• _Task objective_
Output solely the number of lines containing the string "image".

+---+

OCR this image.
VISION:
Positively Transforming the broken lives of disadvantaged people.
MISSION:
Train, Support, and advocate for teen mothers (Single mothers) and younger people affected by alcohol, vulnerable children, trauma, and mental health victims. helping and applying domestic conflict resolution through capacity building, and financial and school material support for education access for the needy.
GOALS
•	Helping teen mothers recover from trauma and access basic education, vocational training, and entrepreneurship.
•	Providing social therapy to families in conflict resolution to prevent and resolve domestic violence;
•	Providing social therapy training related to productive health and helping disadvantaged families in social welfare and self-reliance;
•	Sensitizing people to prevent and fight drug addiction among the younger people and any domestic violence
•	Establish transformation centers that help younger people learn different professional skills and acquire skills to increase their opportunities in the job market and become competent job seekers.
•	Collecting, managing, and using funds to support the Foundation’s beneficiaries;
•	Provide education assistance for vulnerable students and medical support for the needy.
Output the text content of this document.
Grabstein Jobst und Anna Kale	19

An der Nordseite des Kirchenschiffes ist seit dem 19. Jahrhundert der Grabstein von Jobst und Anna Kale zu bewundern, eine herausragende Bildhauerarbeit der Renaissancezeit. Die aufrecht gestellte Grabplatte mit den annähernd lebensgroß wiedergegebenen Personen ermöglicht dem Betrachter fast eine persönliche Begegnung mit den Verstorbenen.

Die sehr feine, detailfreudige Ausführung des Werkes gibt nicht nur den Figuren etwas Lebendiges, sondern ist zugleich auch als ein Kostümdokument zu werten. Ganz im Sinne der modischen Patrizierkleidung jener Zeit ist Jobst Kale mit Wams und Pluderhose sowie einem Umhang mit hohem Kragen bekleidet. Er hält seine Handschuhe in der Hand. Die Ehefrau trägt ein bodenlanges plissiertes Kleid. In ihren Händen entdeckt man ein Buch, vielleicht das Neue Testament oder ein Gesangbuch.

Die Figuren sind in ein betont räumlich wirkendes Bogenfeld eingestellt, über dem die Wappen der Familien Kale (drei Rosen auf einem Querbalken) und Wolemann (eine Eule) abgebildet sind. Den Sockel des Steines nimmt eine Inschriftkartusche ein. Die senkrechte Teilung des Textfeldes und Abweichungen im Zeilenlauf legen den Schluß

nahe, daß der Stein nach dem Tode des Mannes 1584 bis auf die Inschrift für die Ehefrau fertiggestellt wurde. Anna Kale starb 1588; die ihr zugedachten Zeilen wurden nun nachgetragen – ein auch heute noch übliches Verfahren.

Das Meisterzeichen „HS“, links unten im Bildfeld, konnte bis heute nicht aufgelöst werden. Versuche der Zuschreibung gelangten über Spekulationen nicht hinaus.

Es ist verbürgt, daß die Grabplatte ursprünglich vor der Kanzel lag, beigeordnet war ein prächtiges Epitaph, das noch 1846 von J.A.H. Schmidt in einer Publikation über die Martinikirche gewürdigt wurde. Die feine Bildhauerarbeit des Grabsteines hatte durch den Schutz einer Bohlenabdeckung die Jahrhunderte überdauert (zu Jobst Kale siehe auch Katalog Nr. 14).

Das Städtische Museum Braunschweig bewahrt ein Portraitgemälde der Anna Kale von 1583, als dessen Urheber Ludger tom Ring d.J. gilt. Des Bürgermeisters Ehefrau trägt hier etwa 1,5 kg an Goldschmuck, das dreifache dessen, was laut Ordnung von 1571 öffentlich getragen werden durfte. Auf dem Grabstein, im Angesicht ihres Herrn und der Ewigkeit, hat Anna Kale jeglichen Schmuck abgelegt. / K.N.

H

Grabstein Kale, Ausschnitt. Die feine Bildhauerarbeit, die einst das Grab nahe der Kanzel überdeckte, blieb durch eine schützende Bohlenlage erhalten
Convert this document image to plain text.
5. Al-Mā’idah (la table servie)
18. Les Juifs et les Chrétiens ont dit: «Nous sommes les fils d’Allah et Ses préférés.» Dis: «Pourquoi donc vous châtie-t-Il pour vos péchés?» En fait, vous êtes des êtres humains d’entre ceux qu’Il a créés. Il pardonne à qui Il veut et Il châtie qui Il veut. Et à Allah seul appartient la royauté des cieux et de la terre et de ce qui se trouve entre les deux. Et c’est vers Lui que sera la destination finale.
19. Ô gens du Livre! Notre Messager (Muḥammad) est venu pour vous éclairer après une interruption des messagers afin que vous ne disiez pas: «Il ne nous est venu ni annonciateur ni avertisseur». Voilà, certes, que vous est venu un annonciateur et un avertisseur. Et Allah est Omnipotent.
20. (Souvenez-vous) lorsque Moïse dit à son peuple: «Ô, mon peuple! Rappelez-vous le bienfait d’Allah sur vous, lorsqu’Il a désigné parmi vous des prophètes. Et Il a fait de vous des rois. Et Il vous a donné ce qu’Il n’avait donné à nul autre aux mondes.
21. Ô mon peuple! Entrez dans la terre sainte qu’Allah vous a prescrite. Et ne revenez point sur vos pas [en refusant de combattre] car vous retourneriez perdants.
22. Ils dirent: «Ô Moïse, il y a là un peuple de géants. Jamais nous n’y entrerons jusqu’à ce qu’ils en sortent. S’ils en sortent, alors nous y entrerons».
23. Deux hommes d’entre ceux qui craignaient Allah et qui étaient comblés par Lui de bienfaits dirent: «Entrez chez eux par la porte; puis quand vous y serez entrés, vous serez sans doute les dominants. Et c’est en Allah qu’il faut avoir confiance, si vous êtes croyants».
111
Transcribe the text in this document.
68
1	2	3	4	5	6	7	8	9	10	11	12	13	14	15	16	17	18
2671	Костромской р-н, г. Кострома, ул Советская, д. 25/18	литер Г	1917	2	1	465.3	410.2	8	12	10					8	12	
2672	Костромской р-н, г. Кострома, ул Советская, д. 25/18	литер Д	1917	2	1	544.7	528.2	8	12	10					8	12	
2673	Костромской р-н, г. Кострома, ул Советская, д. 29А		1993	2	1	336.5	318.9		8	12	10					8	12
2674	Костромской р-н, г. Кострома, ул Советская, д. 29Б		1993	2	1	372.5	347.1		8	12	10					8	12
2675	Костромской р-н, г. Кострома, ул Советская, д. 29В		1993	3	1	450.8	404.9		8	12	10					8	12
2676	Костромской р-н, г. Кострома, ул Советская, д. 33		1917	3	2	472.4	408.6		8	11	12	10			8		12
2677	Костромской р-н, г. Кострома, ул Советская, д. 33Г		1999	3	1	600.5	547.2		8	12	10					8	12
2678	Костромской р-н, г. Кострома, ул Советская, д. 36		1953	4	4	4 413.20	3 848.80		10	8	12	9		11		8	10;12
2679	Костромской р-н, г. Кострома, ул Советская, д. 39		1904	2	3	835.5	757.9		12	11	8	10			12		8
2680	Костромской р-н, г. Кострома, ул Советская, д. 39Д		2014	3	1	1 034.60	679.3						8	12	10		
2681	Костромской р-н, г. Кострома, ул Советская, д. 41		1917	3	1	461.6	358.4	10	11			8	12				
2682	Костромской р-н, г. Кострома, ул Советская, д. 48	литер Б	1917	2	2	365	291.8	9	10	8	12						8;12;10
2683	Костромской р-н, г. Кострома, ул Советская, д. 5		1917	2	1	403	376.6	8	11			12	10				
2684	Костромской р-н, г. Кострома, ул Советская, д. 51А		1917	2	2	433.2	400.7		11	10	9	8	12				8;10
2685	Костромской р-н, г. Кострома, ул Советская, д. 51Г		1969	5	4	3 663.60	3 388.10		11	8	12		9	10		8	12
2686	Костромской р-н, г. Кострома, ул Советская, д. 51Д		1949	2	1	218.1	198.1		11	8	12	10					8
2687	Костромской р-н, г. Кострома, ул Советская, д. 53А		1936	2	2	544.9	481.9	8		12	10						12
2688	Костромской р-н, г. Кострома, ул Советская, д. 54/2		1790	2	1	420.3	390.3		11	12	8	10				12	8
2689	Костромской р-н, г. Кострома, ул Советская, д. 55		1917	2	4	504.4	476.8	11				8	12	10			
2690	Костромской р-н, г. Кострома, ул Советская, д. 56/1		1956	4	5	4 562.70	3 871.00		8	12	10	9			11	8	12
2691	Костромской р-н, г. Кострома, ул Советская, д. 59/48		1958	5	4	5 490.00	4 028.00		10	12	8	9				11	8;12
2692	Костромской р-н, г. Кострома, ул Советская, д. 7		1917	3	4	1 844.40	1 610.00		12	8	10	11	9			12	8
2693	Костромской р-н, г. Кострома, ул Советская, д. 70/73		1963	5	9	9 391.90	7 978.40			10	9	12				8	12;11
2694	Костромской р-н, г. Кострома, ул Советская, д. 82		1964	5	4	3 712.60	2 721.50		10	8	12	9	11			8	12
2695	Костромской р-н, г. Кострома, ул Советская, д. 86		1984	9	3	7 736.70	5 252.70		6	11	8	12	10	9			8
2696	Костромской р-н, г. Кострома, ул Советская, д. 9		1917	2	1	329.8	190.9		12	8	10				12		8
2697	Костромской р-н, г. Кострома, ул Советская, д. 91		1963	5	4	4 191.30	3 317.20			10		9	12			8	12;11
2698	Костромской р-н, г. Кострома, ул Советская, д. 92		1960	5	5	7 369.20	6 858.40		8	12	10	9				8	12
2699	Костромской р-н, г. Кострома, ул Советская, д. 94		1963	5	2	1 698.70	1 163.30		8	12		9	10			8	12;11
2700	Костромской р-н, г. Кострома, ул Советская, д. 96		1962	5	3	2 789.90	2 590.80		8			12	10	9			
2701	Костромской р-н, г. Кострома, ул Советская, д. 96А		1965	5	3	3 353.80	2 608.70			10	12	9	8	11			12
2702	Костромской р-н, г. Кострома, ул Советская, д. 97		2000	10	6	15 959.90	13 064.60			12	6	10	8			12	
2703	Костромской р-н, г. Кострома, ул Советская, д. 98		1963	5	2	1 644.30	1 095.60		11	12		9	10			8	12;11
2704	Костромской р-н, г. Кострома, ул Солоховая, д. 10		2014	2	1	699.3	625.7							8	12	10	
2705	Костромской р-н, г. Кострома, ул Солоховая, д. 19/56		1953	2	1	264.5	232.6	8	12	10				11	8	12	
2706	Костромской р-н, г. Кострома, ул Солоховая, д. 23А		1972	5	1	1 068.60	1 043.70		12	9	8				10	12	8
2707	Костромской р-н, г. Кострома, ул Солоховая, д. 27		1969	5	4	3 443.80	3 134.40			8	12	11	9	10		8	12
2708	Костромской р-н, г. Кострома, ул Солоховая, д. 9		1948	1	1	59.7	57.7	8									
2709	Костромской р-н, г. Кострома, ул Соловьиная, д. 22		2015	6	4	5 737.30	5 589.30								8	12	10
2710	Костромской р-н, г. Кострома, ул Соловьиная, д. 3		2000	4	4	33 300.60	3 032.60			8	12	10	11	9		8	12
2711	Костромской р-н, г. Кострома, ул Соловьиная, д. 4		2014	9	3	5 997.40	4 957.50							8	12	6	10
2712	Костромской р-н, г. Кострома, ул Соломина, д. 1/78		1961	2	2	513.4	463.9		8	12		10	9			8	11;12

+---+

• _Output of the task_
2